> **WORK TO COMPLETE**: Your task is to give the data again, exactly, with every line intact.

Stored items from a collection
** START **
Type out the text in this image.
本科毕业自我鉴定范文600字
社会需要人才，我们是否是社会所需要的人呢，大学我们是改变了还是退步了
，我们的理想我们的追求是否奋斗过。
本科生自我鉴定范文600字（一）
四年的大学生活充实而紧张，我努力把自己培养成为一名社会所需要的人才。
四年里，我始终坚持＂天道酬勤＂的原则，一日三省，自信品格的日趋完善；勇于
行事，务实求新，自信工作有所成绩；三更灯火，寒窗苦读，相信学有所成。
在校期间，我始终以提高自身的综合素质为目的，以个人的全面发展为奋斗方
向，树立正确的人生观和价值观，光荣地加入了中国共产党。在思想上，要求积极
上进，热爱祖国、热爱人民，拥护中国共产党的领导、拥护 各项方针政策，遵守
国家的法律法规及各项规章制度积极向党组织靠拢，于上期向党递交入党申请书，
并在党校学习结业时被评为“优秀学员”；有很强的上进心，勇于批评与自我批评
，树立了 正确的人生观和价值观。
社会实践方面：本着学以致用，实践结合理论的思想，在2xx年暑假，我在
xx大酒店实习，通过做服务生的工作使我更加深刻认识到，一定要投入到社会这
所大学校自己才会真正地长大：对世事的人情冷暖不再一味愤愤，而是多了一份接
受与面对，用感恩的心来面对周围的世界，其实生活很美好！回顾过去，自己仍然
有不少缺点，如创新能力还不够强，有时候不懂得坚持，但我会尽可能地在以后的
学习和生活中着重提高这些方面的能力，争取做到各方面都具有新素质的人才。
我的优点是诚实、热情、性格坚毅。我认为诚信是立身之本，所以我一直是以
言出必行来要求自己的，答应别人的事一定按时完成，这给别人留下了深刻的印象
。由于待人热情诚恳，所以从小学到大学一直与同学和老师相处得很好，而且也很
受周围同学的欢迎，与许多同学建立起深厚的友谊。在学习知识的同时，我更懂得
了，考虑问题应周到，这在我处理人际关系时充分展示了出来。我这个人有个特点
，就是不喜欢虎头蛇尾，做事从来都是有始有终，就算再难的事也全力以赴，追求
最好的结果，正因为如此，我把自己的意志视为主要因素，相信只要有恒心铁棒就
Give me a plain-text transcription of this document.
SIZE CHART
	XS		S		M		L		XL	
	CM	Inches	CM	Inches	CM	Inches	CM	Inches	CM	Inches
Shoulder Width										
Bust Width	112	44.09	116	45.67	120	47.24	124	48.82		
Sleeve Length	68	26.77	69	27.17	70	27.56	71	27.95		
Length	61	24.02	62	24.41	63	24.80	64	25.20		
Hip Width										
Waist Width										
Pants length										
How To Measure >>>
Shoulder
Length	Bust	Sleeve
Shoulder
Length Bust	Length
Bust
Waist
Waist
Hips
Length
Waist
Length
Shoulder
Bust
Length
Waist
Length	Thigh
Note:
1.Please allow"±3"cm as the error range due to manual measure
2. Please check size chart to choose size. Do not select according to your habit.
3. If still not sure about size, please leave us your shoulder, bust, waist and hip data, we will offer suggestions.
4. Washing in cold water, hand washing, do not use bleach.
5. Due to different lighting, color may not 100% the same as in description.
** END **
> **TASK ANSWER**:
Type out the text in this image.
本科毕业自我鉴定范文600字
社会需要人才，我们是否是社会所需要的人呢，大学我们是改变了还是退步了
，我们的理想我们的追求是否奋斗过。
本科生自我鉴定范文600字（一）
四年的大学生活充实而紧张，我努力把自己培养成为一名社会所需要的人才。
四年里，我始终坚持＂天道酬勤＂的原则，一日三省，自信品格的日趋完善；勇于
行事，务实求新，自信工作有所成绩；三更灯火，寒窗苦读，相信学有所成。
在校期间，我始终以提高自身的综合素质为目的，以个人的全面发展为奋斗方
向，树立正确的人生观和价值观，光荣地加入了中国共产党。在思想上，要求积极
上进，热爱祖国、热爱人民，拥护中国共产党的领导、拥护 各项方针政策，遵守
国家的法律法规及各项规章制度积极向党组织靠拢，于上期向党递交入党申请书，
并在党校学习结业时被评为“优秀学员”；有很强的上进心，勇于批评与自我批评
，树立了 正确的人生观和价值观。
社会实践方面：本着学以致用，实践结合理论的思想，在2xx年暑假，我在
xx大酒店实习，通过做服务生的工作使我更加深刻认识到，一定要投入到社会这
所大学校自己才会真正地长大：对世事的人情冷暖不再一味愤愤，而是多了一份接
受与面对，用感恩的心来面对周围的世界，其实生活很美好！回顾过去，自己仍然
有不少缺点，如创新能力还不够强，有时候不懂得坚持，但我会尽可能地在以后的
学习和生活中着重提高这些方面的能力，争取做到各方面都具有新素质的人才。
我的优点是诚实、热情、性格坚毅。我认为诚信是立身之本，所以我一直是以
言出必行来要求自己的，答应别人的事一定按时完成，这给别人留下了深刻的印象
。由于待人热情诚恳，所以从小学到大学一直与同学和老师相处得很好，而且也很
受周围同学的欢迎，与许多同学建立起深厚的友谊。在学习知识的同时，我更懂得
了，考虑问题应周到，这在我处理人际关系时充分展示了出来。我这个人有个特点
，就是不喜欢虎头蛇尾，做事从来都是有始有终，就算再难的事也全力以赴，追求
最好的结果，正因为如此，我把自己的意志视为主要因素，相信只要有恒心铁棒就
Give me a plain-text transcription of this document.
SIZE CHART
	XS		S		M		L		XL	
	CM	Inches	CM	Inches	CM	Inches	CM	Inches	CM	Inches
Shoulder Width										
Bust Width	112	44.09	116	45.67	120	47.24	124	48.82		
Sleeve Length	68	26.77	69	27.17	70	27.56	71	27.95		
Length	61	24.02	62	24.41	63	24.80	64	25.20		
Hip Width										
Waist Width										
Pants length										
How To Measure >>>
Shoulder
Length	Bust	Sleeve
Shoulder
Length Bust	Length
Bust
Waist
Waist
Hips
Length
Waist
Length
Shoulder
Bust
Length
Waist
Length	Thigh
Note:
1.Please allow"±3"cm as the error range due to manual measure
2. Please check size chart to choose size. Do not select according to your habit.
3. If still not sure about size, please leave us your shoulder, bust, waist and hip data, we will offer suggestions.
4. Washing in cold water, hand washing, do not use bleach.
5. Due to different lighting, color may not 100% the same as in description.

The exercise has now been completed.